▶ **Record list**
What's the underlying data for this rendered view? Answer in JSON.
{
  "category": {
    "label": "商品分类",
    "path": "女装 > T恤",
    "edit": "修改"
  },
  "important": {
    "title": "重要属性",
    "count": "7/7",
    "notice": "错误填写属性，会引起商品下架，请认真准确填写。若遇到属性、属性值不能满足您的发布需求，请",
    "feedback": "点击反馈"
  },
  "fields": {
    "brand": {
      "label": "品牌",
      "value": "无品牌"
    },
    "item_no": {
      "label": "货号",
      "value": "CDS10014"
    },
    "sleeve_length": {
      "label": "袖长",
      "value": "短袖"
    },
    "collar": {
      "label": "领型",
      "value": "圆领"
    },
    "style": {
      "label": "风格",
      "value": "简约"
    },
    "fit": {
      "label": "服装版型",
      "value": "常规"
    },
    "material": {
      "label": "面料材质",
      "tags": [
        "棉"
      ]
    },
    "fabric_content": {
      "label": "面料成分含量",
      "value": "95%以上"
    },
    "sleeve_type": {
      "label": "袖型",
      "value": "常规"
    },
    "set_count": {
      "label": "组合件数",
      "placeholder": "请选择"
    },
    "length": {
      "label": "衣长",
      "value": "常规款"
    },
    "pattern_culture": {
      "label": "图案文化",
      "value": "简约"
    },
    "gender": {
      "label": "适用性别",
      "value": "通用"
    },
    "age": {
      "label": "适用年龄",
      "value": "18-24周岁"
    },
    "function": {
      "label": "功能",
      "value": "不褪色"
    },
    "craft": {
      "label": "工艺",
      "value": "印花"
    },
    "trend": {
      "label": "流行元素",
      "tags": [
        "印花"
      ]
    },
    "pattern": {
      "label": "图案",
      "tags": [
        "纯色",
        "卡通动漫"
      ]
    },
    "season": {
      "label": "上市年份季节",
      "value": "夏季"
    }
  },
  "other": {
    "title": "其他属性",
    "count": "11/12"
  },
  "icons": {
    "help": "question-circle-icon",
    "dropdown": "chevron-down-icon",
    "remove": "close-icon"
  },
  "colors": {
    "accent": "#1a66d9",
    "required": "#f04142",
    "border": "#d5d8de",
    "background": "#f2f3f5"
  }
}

▶ **The request**
Each entry above is to be printed again exactly.

▶ **Exercise result**
What's the underlying data for this rendered view? Answer in JSON.
{
  "category": {
    "label": "商品分类",
    "path": "女装 > T恤",
    "edit": "修改"
  },
  "important": {
    "title": "重要属性",
    "count": "7/7",
    "notice": "错误填写属性，会引起商品下架，请认真准确填写。若遇到属性、属性值不能满足您的发布需求，请",
    "feedback": "点击反馈"
  },
  "fields": {
    "brand": {
      "label": "品牌",
      "value": "无品牌"
    },
    "item_no": {
      "label": "货号",
      "value": "CDS10014"
    },
    "sleeve_length": {
      "label": "袖长",
      "value": "短袖"
    },
    "collar": {
      "label": "领型",
      "value": "圆领"
    },
    "style": {
      "label": "风格",
      "value": "简约"
    },
    "fit": {
      "label": "服装版型",
      "value": "常规"
    },
    "material": {
      "label": "面料材质",
      "tags": [
        "棉"
      ]
    },
    "fabric_content": {
      "label": "面料成分含量",
      "value": "95%以上"
    },
    "sleeve_type": {
      "label": "袖型",
      "value": "常规"
    },
    "set_count": {
      "label": "组合件数",
      "placeholder": "请选择"
    },
    "length": {
      "label": "衣长",
      "value": "常规款"
    },
    "pattern_culture": {
      "label": "图案文化",
      "value": "简约"
    },
    "gender": {
      "label": "适用性别",
      "value": "通用"
    },
    "age": {
      "label": "适用年龄",
      "value": "18-24周岁"
    },
    "function": {
      "label": "功能",
      "value": "不褪色"
    },
    "craft": {
      "label": "工艺",
      "value": "印花"
    },
    "trend": {
      "label": "流行元素",
      "tags": [
        "印花"
      ]
    },
    "pattern": {
      "label": "图案",
      "tags": [
        "纯色",
        "卡通动漫"
      ]
    },
    "season": {
      "label": "上市年份季节",
      "value": "夏季"
    }
  },
  "other": {
    "title": "其他属性",
    "count": "11/12"
  },
  "icons": {
    "help": "question-circle-icon",
    "dropdown": "chevron-down-icon",
    "remove": "close-icon"
  },
  "colors": {
    "accent": "#1a66d9",
    "required": "#f04142",
    "border": "#d5d8de",
    "background": "#f2f3f5"
  }
}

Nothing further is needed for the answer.